**TASK DESCRIPTION**. Write out all the data again, exactly as it stands.

■ ■ ■ ■ ■ ■ ■

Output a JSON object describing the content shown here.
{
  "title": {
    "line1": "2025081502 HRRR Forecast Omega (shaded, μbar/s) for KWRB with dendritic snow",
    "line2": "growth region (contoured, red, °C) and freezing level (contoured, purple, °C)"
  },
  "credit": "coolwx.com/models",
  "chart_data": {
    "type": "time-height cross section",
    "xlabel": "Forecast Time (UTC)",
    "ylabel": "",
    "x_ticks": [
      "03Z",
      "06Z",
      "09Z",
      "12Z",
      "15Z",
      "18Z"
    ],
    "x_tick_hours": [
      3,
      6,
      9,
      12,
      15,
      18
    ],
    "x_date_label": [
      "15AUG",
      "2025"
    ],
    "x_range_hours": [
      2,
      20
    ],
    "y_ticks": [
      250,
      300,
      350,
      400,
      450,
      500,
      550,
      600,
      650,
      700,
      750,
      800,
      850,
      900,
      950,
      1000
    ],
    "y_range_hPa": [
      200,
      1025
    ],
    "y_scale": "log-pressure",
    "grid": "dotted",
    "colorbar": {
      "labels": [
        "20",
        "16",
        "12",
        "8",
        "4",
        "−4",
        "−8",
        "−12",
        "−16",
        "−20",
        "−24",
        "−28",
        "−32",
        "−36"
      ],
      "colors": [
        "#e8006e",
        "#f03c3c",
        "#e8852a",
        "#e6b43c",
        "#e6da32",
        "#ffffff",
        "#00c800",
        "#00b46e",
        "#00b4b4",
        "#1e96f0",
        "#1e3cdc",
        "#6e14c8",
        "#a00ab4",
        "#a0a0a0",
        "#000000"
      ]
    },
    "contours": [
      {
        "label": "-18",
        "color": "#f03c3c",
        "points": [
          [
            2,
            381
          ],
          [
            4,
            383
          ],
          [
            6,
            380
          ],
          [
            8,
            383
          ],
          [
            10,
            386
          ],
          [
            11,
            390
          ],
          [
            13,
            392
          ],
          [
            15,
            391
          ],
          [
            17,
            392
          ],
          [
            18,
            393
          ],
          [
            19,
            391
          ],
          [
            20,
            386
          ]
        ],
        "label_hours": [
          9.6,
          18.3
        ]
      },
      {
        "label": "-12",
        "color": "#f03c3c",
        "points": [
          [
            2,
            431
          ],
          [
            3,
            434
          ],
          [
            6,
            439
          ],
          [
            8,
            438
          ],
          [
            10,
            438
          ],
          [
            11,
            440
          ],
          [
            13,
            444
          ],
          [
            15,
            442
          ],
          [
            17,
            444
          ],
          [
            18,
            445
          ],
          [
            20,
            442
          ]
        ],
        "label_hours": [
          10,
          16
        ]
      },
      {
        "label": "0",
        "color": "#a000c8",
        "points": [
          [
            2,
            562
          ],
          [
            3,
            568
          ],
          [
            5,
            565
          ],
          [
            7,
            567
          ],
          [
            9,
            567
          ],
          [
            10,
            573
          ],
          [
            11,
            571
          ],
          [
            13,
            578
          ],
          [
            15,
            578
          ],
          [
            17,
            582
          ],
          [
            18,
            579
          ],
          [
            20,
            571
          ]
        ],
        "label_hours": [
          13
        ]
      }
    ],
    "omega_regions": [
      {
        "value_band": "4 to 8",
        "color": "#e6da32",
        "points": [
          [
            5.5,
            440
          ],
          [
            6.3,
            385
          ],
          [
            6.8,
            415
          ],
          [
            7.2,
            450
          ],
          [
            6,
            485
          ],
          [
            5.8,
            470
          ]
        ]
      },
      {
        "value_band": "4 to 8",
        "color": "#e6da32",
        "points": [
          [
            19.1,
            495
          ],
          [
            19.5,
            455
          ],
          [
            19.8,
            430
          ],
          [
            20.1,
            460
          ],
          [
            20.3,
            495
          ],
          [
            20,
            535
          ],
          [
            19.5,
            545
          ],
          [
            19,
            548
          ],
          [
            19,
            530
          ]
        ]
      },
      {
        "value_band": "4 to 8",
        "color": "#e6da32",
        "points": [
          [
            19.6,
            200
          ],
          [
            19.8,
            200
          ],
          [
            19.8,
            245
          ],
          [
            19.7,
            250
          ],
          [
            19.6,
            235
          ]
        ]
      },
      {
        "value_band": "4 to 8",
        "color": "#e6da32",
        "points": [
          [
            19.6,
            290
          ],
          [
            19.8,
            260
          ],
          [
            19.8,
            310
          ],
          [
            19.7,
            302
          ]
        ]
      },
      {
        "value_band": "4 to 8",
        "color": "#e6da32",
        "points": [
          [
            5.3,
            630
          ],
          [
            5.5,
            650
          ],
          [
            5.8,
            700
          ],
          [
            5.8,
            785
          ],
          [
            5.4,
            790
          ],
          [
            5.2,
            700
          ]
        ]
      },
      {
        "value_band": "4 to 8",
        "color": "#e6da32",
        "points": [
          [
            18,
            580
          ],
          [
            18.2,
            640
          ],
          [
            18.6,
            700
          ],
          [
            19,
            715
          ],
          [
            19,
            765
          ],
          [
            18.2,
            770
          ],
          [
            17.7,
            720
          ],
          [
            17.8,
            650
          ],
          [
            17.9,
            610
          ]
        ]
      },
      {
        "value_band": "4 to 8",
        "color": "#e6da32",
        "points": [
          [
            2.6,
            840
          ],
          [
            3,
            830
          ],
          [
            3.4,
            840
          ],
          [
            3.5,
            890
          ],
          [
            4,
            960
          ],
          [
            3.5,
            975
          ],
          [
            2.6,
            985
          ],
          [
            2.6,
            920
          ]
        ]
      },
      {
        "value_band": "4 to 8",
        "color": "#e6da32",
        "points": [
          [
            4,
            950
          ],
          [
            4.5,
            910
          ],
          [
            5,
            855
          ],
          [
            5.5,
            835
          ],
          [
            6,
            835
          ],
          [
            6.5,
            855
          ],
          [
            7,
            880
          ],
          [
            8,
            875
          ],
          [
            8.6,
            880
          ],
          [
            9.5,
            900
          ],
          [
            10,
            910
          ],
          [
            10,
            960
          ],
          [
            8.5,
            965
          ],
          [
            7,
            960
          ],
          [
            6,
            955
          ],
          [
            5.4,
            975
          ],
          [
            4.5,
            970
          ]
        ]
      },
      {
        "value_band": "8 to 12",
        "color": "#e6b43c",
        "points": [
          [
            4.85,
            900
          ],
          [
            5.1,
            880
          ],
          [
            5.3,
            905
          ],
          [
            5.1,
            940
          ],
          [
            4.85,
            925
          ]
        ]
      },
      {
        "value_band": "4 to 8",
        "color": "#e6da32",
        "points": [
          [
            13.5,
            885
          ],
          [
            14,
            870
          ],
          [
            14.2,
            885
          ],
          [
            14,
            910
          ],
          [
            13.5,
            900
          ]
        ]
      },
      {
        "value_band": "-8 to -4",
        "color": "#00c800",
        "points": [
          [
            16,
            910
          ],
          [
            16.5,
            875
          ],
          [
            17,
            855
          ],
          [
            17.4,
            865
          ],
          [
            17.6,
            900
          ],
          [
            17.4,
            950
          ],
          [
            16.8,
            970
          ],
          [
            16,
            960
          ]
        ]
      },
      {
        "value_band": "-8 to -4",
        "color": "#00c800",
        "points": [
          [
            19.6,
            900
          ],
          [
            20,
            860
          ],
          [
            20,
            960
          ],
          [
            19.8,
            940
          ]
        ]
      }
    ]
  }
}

■ ■ ■ ■ ■ ■ ■

**RESPONSE TO THIS TASK**.
Output a JSON object describing the content shown here.
{
  "title": {
    "line1": "2025081502 HRRR Forecast Omega (shaded, μbar/s) for KWRB with dendritic snow",
    "line2": "growth region (contoured, red, °C) and freezing level (contoured, purple, °C)"
  },
  "credit": "coolwx.com/models",
  "chart_data": {
    "type": "time-height cross section",
    "xlabel": "Forecast Time (UTC)",
    "ylabel": "",
    "x_ticks": [
      "03Z",
      "06Z",
      "09Z",
      "12Z",
      "15Z",
      "18Z"
    ],
    "x_tick_hours": [
      3,
      6,
      9,
      12,
      15,
      18
    ],
    "x_date_label": [
      "15AUG",
      "2025"
    ],
    "x_range_hours": [
      2,
      20
    ],
    "y_ticks": [
      250,
      300,
      350,
      400,
      450,
      500,
      550,
      600,
      650,
      700,
      750,
      800,
      850,
      900,
      950,
      1000
    ],
    "y_range_hPa": [
      200,
      1025
    ],
    "y_scale": "log-pressure",
    "grid": "dotted",
    "colorbar": {
      "labels": [
        "20",
        "16",
        "12",
        "8",
        "4",
        "−4",
        "−8",
        "−12",
        "−16",
        "−20",
        "−24",
        "−28",
        "−32",
        "−36"
      ],
      "colors": [
        "#e8006e",
        "#f03c3c",
        "#e8852a",
        "#e6b43c",
        "#e6da32",
        "#ffffff",
        "#00c800",
        "#00b46e",
        "#00b4b4",
        "#1e96f0",
        "#1e3cdc",
        "#6e14c8",
        "#a00ab4",
        "#a0a0a0",
        "#000000"
      ]
    },
    "contours": [
      {
        "label": "-18",
        "color": "#f03c3c",
        "points": [
          [
            2,
            381
          ],
          [
            4,
            383
          ],
          [
            6,
            380
          ],
          [
            8,
            383
          ],
          [
            10,
            386
          ],
          [
            11,
            390
          ],
          [
            13,
            392
          ],
          [
            15,
            391
          ],
          [
            17,
            392
          ],
          [
            18,
            393
          ],
          [
            19,
            391
          ],
          [
            20,
            386
          ]
        ],
        "label_hours": [
          9.6,
          18.3
        ]
      },
      {
        "label": "-12",
        "color": "#f03c3c",
        "points": [
          [
            2,
            431
          ],
          [
            3,
            434
          ],
          [
            6,
            439
          ],
          [
            8,
            438
          ],
          [
            10,
            438
          ],
          [
            11,
            440
          ],
          [
            13,
            444
          ],
          [
            15,
            442
          ],
          [
            17,
            444
          ],
          [
            18,
            445
          ],
          [
            20,
            442
          ]
        ],
        "label_hours": [
          10,
          16
        ]
      },
      {
        "label": "0",
        "color": "#a000c8",
        "points": [
          [
            2,
            562
          ],
          [
            3,
            568
          ],
          [
            5,
            565
          ],
          [
            7,
            567
          ],
          [
            9,
            567
          ],
          [
            10,
            573
          ],
          [
            11,
            571
          ],
          [
            13,
            578
          ],
          [
            15,
            578
          ],
          [
            17,
            582
          ],
          [
            18,
            579
          ],
          [
            20,
            571
          ]
        ],
        "label_hours": [
          13
        ]
      }
    ],
    "omega_regions": [
      {
        "value_band": "4 to 8",
        "color": "#e6da32",
        "points": [
          [
            5.5,
            440
          ],
          [
            6.3,
            385
          ],
          [
            6.8,
            415
          ],
          [
            7.2,
            450
          ],
          [
            6,
            485
          ],
          [
            5.8,
            470
          ]
        ]
      },
      {
        "value_band": "4 to 8",
        "color": "#e6da32",
        "points": [
          [
            19.1,
            495
          ],
          [
            19.5,
            455
          ],
          [
            19.8,
            430
          ],
          [
            20.1,
            460
          ],
          [
            20.3,
            495
          ],
          [
            20,
            535
          ],
          [
            19.5,
            545
          ],
          [
            19,
            548
          ],
          [
            19,
            530
          ]
        ]
      },
      {
        "value_band": "4 to 8",
        "color": "#e6da32",
        "points": [
          [
            19.6,
            200
          ],
          [
            19.8,
            200
          ],
          [
            19.8,
            245
          ],
          [
            19.7,
            250
          ],
          [
            19.6,
            235
          ]
        ]
      },
      {
        "value_band": "4 to 8",
        "color": "#e6da32",
        "points": [
          [
            19.6,
            290
          ],
          [
            19.8,
            260
          ],
          [
            19.8,
            310
          ],
          [
            19.7,
            302
          ]
        ]
      },
      {
        "value_band": "4 to 8",
        "color": "#e6da32",
        "points": [
          [
            5.3,
            630
          ],
          [
            5.5,
            650
          ],
          [
            5.8,
            700
          ],
          [
            5.8,
            785
          ],
          [
            5.4,
            790
          ],
          [
            5.2,
            700
          ]
        ]
      },
      {
        "value_band": "4 to 8",
        "color": "#e6da32",
        "points": [
          [
            18,
            580
          ],
          [
            18.2,
            640
          ],
          [
            18.6,
            700
          ],
          [
            19,
            715
          ],
          [
            19,
            765
          ],
          [
            18.2,
            770
          ],
          [
            17.7,
            720
          ],
          [
            17.8,
            650
          ],
          [
            17.9,
            610
          ]
        ]
      },
      {
        "value_band": "4 to 8",
        "color": "#e6da32",
        "points": [
          [
            2.6,
            840
          ],
          [
            3,
            830
          ],
          [
            3.4,
            840
          ],
          [
            3.5,
            890
          ],
          [
            4,
            960
          ],
          [
            3.5,
            975
          ],
          [
            2.6,
            985
          ],
          [
            2.6,
            920
          ]
        ]
      },
      {
        "value_band": "4 to 8",
        "color": "#e6da32",
        "points": [
          [
            4,
            950
          ],
          [
            4.5,
            910
          ],
          [
            5,
            855
          ],
          [
            5.5,
            835
          ],
          [
            6,
            835
          ],
          [
            6.5,
            855
          ],
          [
            7,
            880
          ],
          [
            8,
            875
          ],
          [
            8.6,
            880
          ],
          [
            9.5,
            900
          ],
          [
            10,
            910
          ],
          [
            10,
            960
          ],
          [
            8.5,
            965
          ],
          [
            7,
            960
          ],
          [
            6,
            955
          ],
          [
            5.4,
            975
          ],
          [
            4.5,
            970
          ]
        ]
      },
      {
        "value_band": "8 to 12",
        "color": "#e6b43c",
        "points": [
          [
            4.85,
            900
          ],
          [
            5.1,
            880
          ],
          [
            5.3,
            905
          ],
          [
            5.1,
            940
          ],
          [
            4.85,
            925
          ]
        ]
      },
      {
        "value_band": "4 to 8",
        "color": "#e6da32",
        "points": [
          [
            13.5,
            885
          ],
          [
            14,
            870
          ],
          [
            14.2,
            885
          ],
          [
            14,
            910
          ],
          [
            13.5,
            900
          ]
        ]
      },
      {
        "value_band": "-8 to -4",
        "color": "#00c800",
        "points": [
          [
            16,
            910
          ],
          [
            16.5,
            875
          ],
          [
            17,
            855
          ],
          [
            17.4,
            865
          ],
          [
            17.6,
            900
          ],
          [
            17.4,
            950
          ],
          [
            16.8,
            970
          ],
          [
            16,
            960
          ]
        ]
      },
      {
        "value_band": "-8 to -4",
        "color": "#00c800",
        "points": [
          [
            19.6,
            900
          ],
          [
            20,
            860
          ],
          [
            20,
            960
          ],
          [
            19.8,
            940
          ]
        ]
      }
    ]
  }
}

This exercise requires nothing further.